— BEGIN Supplied material —

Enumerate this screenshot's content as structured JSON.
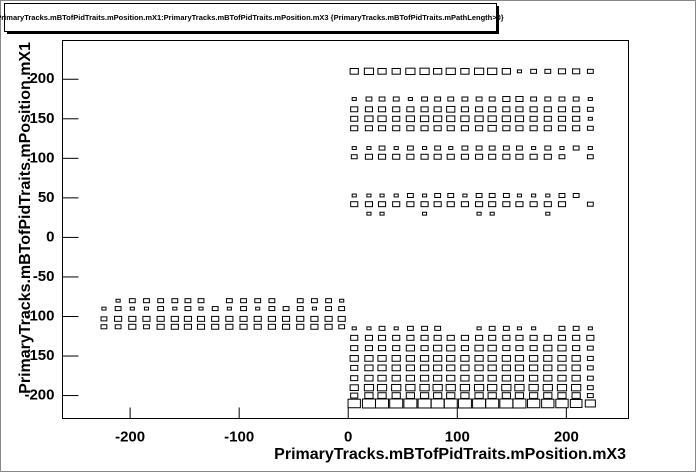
{
  "chart_data": {
    "type": "box2d",
    "title": "PrimaryTracks.mBTofPidTraits.mPosition.mX1:PrimaryTracks.mBTofPidTraits.mPosition.mX3 {PrimaryTracks.mBTofPidTraits.mPathLength>0}",
    "x_label": "PrimaryTracks.mBTofPidTraits.mPosition.mX3",
    "y_label": "PrimaryTracks.mBTofPidTraits.mPosition.mX1",
    "xlim": [
      -262,
      257
    ],
    "ylim": [
      -229,
      249
    ],
    "xticks": [
      -200,
      -100,
      0,
      100,
      200
    ],
    "yticks": [
      -200,
      -150,
      -100,
      -50,
      0,
      50,
      100,
      150,
      200
    ],
    "color": "#000000",
    "groups": [
      {
        "x": [
          5.5,
          19,
          31,
          44,
          57,
          70,
          82,
          94,
          107,
          120,
          132,
          145,
          157,
          170,
          183,
          196,
          209,
          222
        ],
        "rows": [
          {
            "y": 210,
            "values": [
              4,
              5,
              4,
              4,
              5,
              5,
              4,
              5,
              4,
              5,
              5,
              4,
              1,
              2,
              2,
              3,
              3,
              2
            ]
          },
          {
            "y": 175,
            "values": [
              1,
              2,
              2,
              2,
              1,
              2,
              2,
              2,
              2,
              2,
              2,
              3,
              3,
              2,
              2,
              2,
              2,
              1
            ]
          },
          {
            "y": 162,
            "values": [
              3,
              3,
              3,
              3,
              3,
              3,
              3,
              4,
              3,
              3,
              3,
              3,
              3,
              3,
              3,
              3,
              3,
              2
            ]
          },
          {
            "y": 150,
            "values": [
              3,
              4,
              4,
              3,
              4,
              4,
              4,
              4,
              4,
              4,
              4,
              4,
              4,
              3,
              3,
              3,
              3,
              1
            ]
          },
          {
            "y": 138,
            "values": [
              3,
              3,
              3,
              3,
              3,
              3,
              3,
              3,
              3,
              3,
              4,
              3,
              3,
              3,
              3,
              3,
              3,
              2
            ]
          },
          {
            "y": 113,
            "values": [
              1,
              1,
              2,
              1,
              2,
              1,
              2,
              1,
              2,
              2,
              2,
              2,
              2,
              1,
              2,
              1,
              2,
              1
            ]
          },
          {
            "y": 102,
            "values": [
              2,
              3,
              3,
              3,
              3,
              3,
              3,
              3,
              3,
              3,
              3,
              3,
              3,
              3,
              3,
              2,
              0,
              2
            ]
          },
          {
            "y": 53,
            "values": [
              1,
              1,
              1,
              1,
              2,
              1,
              2,
              2,
              1,
              2,
              2,
              2,
              1,
              1,
              1,
              2,
              2,
              0
            ]
          },
          {
            "y": 42,
            "values": [
              3,
              3,
              3,
              3,
              3,
              3,
              3,
              3,
              3,
              3,
              3,
              3,
              3,
              3,
              3,
              3,
              0,
              2
            ]
          },
          {
            "y": 30,
            "values": [
              0,
              1,
              1,
              0,
              0,
              1,
              0,
              0,
              0,
              1,
              1,
              0,
              0,
              0,
              1,
              0,
              0,
              0
            ]
          },
          {
            "y": -115,
            "values": [
              1,
              1,
              2,
              1,
              2,
              2,
              2,
              0,
              0,
              1,
              2,
              2,
              1,
              1,
              0,
              2,
              2,
              1
            ]
          },
          {
            "y": -127,
            "values": [
              3,
              3,
              3,
              3,
              3,
              3,
              3,
              3,
              3,
              3,
              3,
              3,
              3,
              3,
              3,
              3,
              3,
              3
            ]
          },
          {
            "y": -140,
            "values": [
              3,
              3,
              3,
              3,
              4,
              3,
              4,
              4,
              3,
              4,
              4,
              3,
              3,
              3,
              4,
              4,
              3,
              2
            ]
          },
          {
            "y": -153,
            "values": [
              4,
              4,
              4,
              4,
              4,
              4,
              4,
              4,
              4,
              4,
              4,
              4,
              4,
              4,
              4,
              4,
              4,
              2
            ]
          },
          {
            "y": -165,
            "values": [
              3,
              4,
              4,
              4,
              4,
              4,
              4,
              4,
              4,
              4,
              4,
              4,
              4,
              4,
              4,
              4,
              4,
              2
            ]
          },
          {
            "y": -178,
            "values": [
              3,
              4,
              4,
              4,
              4,
              4,
              4,
              4,
              4,
              4,
              4,
              4,
              4,
              4,
              4,
              4,
              4,
              2
            ]
          },
          {
            "y": -190,
            "values": [
              4,
              5,
              5,
              5,
              5,
              5,
              5,
              5,
              5,
              5,
              5,
              5,
              5,
              5,
              5,
              5,
              5,
              2
            ]
          },
          {
            "y": -200,
            "values": [
              3,
              4,
              4,
              4,
              4,
              4,
              4,
              4,
              4,
              4,
              4,
              4,
              4,
              4,
              4,
              4,
              4,
              2
            ]
          },
          {
            "y": -210,
            "values": [
              9,
              10,
              10,
              10,
              10,
              10,
              10,
              10,
              10,
              10,
              10,
              10,
              10,
              9,
              9,
              9,
              8,
              6
            ]
          }
        ]
      },
      {
        "x": [
          -224,
          -211,
          -198,
          -185,
          -172,
          -159,
          -147,
          -135,
          -122,
          -109,
          -96,
          -83,
          -70,
          -57,
          -44,
          -31,
          -18,
          -6
        ],
        "rows": [
          {
            "y": -80,
            "values": [
              0,
              1,
              2,
              2,
              2,
              2,
              2,
              2,
              0,
              2,
              2,
              2,
              2,
              0,
              2,
              2,
              2,
              1
            ]
          },
          {
            "y": -90,
            "values": [
              1,
              2,
              1,
              1,
              2,
              1,
              2,
              1,
              2,
              1,
              2,
              1,
              2,
              2,
              2,
              1,
              2,
              2
            ]
          },
          {
            "y": -103,
            "values": [
              2,
              3,
              3,
              3,
              3,
              3,
              3,
              3,
              3,
              3,
              3,
              3,
              3,
              3,
              3,
              3,
              3,
              3
            ]
          },
          {
            "y": -113,
            "values": [
              2,
              2,
              3,
              2,
              3,
              3,
              3,
              3,
              3,
              3,
              3,
              3,
              3,
              3,
              3,
              3,
              3,
              2
            ]
          }
        ]
      }
    ]
  }
}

— END Supplied material —

• Given task: For the entries above, count the lines that contain the string "mPosition", and state that number without further comment.

• Complete output: 3